__Trecho de origem__.
____

A ligação do clã Bolsonaro com paramilitares e milicianos se estreitou com a eleição de Flávio
Leia um trecho do novo livro do jornalista, escritor e pesquisador Bruno Paes Manso, ‘A República das milícias’, publicado pela editora Todavia
A ligação do clã Bolsonaro com a rede de paramilitares e milicianos que se formava na zona oeste se estreitou em 2002 com a eleição de Flávio Bolsonaro para a Assembleia Legislativa do Rio de Janeiro. O deputado de apenas 22 anos, neófito no Parlamento, pretendia se vender como o representante político e ideológico dos “guerreiros fardados” que lutavam por espaço e poder nos territórios do Rio. Ao longo dos anos, coube a Fabrício Queiroz o papel de principal articulador dessa rede de apoio no mandato do deputado primogênito. Queiroz seria fundamental para ajudar a fortalecer a base de votos do clã Bolsonaro nos batalhões policiais, para onde levou Flávio, em sua primeira campanha, para pedir votos.
Queiroz era amigo de Jair Bolsonaro desde os tempos do Exército. Eles se conheceram em 1984, no oitavo grupo de Artilharia de Campanha Paraquedista, na Vila Militar no Rio. Flávio, então, tinha três anos e chamava Queiroz de tio. Na mesma artilharia, em 1987, Queiroz conheceu o futuro vice-presidente Hamilton Mourão, trabalhando como motorista do jipe do oficial. Na época, Bolsonaro sugeriu ao soldado que prestasse concurso para a polícia. O ingresso de Queiroz na corporação ocorreu naquele mesmo 1987, e a relação de lealdade e confiança entre os dois se manteria desde então.
Quando Flávio se elegeu deputado estadual, Jair Bolsonaro, o chefe do clã, estava em uma encruzilhada. Na época, final de 2002, Jair era uma figura com perspectivas eleitorais duvidosas. Folclórico no Congresso Nacional, com apelo restrito à parcela ultraconservadora do eleitorado, parecia destinado a perder força, a exemplo de diversos parlamentares populistas, defensores de uma polícia truculenta. Faltava a ele jogo de cintura para se aproximar dos partidos e dos colegas. Ostentava ainda um temperamento paranoico, o que parecia um empecilho aos acordos que definiam os poderes na Nova República. Na eleição de 2002, Jair obteve menos votos do que em suas duas eleições anteriores, apesar do sobrenome ainda ser popular. O futuro presidente do Brasil parecia satisfeito em seguir no Parlamento, diante da situação política adversa. Mas precisaria suar. A direita, sem espaço no período da redemocratização, também estava fragilizada naquele ano. Depois de três derrotas consecutivas, o candidato Luiz Inácio Lula da Silva finalmente venceu as eleições e iniciou seu primeiro mandato como presidente.

____

__Registros fornecidos__.
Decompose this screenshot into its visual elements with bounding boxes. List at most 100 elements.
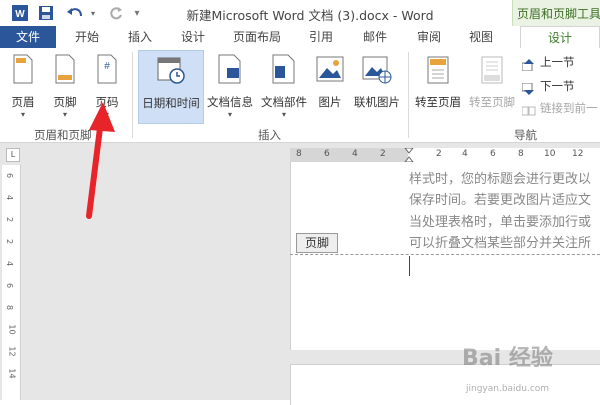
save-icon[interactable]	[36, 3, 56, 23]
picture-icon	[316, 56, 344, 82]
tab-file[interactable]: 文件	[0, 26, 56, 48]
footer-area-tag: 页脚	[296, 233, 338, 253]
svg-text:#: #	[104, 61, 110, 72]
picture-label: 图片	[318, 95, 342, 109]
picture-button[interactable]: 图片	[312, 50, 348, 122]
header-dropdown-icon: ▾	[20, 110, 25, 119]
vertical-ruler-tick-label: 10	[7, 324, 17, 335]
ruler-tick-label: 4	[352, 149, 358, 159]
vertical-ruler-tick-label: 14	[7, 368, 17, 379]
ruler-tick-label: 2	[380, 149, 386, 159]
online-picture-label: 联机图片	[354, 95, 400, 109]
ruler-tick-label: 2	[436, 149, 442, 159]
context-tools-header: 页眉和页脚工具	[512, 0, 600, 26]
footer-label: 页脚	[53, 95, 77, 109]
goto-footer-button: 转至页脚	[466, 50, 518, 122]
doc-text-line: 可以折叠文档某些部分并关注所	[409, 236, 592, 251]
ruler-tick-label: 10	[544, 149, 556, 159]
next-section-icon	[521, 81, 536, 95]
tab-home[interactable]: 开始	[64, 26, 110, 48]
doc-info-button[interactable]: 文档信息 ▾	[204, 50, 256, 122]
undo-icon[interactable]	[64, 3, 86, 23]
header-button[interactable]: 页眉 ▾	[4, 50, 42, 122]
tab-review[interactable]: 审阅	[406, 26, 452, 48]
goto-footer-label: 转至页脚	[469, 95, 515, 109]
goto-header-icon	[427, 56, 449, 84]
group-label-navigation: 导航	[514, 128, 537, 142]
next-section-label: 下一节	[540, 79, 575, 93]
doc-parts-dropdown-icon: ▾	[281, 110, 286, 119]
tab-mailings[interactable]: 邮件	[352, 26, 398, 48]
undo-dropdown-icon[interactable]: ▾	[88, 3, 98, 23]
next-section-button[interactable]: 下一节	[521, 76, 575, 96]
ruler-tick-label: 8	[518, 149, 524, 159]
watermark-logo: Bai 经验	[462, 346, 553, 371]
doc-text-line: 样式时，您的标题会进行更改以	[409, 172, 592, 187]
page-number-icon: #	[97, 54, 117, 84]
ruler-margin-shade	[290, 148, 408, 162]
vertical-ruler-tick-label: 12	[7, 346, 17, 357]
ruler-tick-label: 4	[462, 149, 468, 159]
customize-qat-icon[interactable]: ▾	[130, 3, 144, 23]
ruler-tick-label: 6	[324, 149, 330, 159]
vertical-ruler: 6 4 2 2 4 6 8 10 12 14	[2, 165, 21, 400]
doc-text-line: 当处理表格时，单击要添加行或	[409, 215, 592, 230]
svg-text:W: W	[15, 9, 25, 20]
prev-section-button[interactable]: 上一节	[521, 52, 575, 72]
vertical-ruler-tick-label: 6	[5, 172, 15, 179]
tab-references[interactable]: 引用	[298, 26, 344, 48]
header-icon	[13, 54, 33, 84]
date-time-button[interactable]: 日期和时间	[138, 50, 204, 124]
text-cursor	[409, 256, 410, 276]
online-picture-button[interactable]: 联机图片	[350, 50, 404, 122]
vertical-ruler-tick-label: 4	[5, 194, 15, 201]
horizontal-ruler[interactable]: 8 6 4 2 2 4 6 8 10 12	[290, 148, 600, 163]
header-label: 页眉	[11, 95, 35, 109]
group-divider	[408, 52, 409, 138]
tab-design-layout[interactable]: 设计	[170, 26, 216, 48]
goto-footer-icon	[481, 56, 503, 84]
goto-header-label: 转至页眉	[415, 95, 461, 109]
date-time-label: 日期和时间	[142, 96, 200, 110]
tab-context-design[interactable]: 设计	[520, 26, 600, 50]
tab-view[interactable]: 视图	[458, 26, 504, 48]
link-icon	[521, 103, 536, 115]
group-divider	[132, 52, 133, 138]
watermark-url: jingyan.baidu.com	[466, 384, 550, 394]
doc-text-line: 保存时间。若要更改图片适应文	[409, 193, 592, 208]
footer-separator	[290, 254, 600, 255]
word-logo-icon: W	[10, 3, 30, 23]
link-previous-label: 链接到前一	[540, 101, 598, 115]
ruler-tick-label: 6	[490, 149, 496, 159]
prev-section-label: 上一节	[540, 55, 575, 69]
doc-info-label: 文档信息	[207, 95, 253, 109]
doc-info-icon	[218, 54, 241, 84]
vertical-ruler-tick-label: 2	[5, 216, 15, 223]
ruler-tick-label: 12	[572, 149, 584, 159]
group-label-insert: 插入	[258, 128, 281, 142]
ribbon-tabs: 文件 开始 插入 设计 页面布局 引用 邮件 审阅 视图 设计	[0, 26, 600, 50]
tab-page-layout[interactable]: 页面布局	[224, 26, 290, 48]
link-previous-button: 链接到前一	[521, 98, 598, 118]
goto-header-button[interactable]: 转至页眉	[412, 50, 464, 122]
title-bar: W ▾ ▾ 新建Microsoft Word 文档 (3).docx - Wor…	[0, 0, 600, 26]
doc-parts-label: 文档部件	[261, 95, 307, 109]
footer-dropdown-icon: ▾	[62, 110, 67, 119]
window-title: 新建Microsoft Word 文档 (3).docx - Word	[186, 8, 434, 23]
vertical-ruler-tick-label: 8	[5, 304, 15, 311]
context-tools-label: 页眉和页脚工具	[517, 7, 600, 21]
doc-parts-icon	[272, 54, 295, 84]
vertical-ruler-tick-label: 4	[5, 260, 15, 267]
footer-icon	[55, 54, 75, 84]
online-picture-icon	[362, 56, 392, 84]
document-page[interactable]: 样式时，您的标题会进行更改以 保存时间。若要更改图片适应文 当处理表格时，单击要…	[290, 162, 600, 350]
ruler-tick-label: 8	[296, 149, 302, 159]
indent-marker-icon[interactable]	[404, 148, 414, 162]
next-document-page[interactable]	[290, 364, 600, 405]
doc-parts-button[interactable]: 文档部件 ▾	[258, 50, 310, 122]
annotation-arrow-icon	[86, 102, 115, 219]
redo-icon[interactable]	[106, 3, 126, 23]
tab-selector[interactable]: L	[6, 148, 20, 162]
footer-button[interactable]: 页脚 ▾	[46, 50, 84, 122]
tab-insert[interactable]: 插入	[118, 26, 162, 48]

____

__Tarefas propostas__.
(a) Diga se cada afirmação concorda com o trecho sobre o clã Bolsonaro e cite as palavras do texto que decidem: (i) Queiroz e Jair Bolsonaro se conheceram em 1984; (ii) Queiroz ingressou na polícia em 1990; (iii) na eleição de 2002, Jair teve mais votos do que nas duas eleições anteriores.
(b) Por favor, extraia do trecho sobre o clã Bolsonaro, sem qualquer alteração, a parte que começa em "Queiroz era amigo" e vai até "manteria desde então.", inclusive.
(c) Responda com base no trecho sobre o clã Bolsonaro:
(i) Quantos anos tinha Flávio quando foi eleito deputado?
(ii) De quem Queiroz foi motorista de jipe em 1987?
(iii) Quem venceu as eleições depois de três derrotas consecutivas?
Use apenas o trecho sobre o clã Bolsonaro e deixe os registros de lado.

__Respostas por tarefa__.
(a)
(i) Sim: “Eles se conheceram em 1984”
(ii) Não: “O ingresso de Queiroz na corporação ocorreu naquele mesmo 1987”
(iii) Não: “Na eleição de 2002, Jair obteve menos votos do que em suas duas eleições anteriores”

(b)
Queiroz era amigo de Jair Bolsonaro desde os tempos do Exército. Eles se conheceram em 1984, no oitavo grupo de Artilharia de Campanha Paraquedista, na Vila Militar no Rio. Flávio, então, tinha três anos e chamava Queiroz de tio. Na mesma artilharia, em 1987, Queiroz conheceu o futuro vice-presidente Hamilton Mourão, trabalhando como motorista do jipe do oficial. Na época, Bolsonaro sugeriu ao soldado que prestasse concurso para a polícia. O ingresso de Queiroz na corporação ocorreu naquele mesmo 1987, e a relação de lealdade e confiança entre os dois se manteria desde então.

(c)
(i) 22 anos.
(ii) De Hamilton Mourão.
(iii) Luiz Inácio Lula da Silva.